What you have to do:
Identify each line below that contains the word "Oaktree", and copy it out.

Stored items from a collection:
------------------------------------
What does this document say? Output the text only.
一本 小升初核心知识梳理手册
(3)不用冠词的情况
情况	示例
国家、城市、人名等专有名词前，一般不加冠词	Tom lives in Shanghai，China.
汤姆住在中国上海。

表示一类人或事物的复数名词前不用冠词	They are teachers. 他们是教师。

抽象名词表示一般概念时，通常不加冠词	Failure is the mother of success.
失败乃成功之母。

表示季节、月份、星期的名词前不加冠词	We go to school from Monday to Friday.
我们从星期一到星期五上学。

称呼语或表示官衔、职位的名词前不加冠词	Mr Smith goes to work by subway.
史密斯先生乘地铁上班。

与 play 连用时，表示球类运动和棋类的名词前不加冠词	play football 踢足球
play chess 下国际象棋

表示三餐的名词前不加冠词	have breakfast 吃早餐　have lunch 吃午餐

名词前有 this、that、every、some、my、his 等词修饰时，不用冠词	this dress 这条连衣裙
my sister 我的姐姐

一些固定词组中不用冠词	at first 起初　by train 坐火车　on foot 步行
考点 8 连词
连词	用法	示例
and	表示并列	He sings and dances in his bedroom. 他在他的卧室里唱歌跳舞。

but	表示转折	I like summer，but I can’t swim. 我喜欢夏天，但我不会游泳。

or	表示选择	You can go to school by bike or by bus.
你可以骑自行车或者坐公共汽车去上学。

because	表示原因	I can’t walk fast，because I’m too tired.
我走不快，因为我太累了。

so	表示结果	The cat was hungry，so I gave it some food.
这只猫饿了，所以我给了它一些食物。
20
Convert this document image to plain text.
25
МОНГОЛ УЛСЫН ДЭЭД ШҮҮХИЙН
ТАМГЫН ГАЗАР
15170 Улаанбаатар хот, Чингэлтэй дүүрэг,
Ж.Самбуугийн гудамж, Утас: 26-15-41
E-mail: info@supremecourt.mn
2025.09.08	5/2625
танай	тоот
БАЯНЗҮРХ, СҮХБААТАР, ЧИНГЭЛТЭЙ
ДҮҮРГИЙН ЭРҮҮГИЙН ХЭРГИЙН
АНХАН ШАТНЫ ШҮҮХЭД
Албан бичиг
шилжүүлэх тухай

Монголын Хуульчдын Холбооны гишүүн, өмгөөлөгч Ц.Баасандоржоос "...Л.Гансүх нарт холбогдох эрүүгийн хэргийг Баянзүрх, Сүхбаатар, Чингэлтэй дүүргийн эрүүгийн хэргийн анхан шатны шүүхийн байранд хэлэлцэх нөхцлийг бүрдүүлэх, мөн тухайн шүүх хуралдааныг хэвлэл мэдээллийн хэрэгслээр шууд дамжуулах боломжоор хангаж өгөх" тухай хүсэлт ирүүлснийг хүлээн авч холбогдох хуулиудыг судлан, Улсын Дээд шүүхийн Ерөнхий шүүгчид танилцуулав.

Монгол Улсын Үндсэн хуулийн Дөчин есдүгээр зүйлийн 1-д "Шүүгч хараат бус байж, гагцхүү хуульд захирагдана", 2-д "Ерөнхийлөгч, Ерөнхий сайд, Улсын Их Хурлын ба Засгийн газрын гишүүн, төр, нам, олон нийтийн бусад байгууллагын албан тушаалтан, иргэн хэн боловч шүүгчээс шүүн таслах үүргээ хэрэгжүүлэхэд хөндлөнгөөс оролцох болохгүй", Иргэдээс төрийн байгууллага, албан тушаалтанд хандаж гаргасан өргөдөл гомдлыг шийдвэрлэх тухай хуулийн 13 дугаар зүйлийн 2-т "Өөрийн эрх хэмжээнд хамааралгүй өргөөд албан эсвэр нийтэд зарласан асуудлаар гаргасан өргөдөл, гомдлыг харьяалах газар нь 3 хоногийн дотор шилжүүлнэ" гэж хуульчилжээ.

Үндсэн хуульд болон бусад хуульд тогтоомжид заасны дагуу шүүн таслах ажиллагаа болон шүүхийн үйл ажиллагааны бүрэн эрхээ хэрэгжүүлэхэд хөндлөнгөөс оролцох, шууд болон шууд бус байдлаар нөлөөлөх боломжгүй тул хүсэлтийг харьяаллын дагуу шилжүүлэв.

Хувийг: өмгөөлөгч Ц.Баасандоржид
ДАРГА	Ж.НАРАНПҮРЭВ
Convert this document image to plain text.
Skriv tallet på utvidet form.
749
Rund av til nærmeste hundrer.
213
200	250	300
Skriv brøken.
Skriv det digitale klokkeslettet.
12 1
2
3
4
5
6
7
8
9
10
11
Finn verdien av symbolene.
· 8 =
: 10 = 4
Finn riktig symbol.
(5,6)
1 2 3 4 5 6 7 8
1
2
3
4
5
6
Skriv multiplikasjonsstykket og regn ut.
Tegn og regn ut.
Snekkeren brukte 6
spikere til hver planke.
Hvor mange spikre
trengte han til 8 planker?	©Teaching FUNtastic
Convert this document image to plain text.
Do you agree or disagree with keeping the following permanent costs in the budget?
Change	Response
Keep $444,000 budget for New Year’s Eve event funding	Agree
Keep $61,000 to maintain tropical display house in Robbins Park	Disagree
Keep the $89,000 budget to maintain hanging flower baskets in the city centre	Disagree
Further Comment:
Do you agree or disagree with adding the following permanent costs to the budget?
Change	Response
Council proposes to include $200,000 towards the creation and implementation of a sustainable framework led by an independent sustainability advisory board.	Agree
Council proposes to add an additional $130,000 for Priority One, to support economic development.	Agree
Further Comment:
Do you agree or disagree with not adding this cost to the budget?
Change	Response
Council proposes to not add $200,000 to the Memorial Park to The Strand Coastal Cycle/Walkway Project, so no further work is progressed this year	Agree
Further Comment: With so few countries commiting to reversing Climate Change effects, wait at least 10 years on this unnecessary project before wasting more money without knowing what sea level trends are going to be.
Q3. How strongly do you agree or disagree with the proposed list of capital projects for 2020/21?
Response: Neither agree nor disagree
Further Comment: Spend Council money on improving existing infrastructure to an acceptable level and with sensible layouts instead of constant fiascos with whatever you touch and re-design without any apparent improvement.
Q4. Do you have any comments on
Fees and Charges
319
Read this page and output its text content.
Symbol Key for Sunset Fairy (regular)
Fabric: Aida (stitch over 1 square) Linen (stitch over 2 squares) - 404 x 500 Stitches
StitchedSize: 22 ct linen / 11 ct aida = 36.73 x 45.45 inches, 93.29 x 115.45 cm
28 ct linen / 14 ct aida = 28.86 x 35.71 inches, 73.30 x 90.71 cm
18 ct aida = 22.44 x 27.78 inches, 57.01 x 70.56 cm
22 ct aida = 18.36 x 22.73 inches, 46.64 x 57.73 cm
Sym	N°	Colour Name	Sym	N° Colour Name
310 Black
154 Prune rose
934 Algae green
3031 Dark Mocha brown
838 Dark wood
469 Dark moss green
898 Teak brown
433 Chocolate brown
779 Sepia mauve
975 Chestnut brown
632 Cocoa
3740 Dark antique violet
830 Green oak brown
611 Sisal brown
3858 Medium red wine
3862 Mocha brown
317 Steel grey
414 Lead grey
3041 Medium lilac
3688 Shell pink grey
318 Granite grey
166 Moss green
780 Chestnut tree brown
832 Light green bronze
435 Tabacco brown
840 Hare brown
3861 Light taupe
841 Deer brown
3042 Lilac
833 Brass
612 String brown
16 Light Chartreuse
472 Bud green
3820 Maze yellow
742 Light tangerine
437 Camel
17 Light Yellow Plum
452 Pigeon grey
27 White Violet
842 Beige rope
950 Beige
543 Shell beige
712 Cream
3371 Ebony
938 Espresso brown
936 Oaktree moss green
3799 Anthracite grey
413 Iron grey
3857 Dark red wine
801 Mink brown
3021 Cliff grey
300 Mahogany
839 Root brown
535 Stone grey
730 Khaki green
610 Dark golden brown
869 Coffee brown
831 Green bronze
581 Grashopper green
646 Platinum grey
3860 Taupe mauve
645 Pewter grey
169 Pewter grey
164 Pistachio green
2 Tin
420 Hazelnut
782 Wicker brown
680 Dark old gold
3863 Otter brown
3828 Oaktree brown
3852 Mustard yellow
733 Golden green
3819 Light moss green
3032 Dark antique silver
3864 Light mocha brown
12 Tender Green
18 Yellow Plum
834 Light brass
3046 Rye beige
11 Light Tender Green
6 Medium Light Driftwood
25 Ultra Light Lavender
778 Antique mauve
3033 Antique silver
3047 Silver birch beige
------------------------------------
Exercise result:
936 Oaktree moss green
3828 Oaktree brown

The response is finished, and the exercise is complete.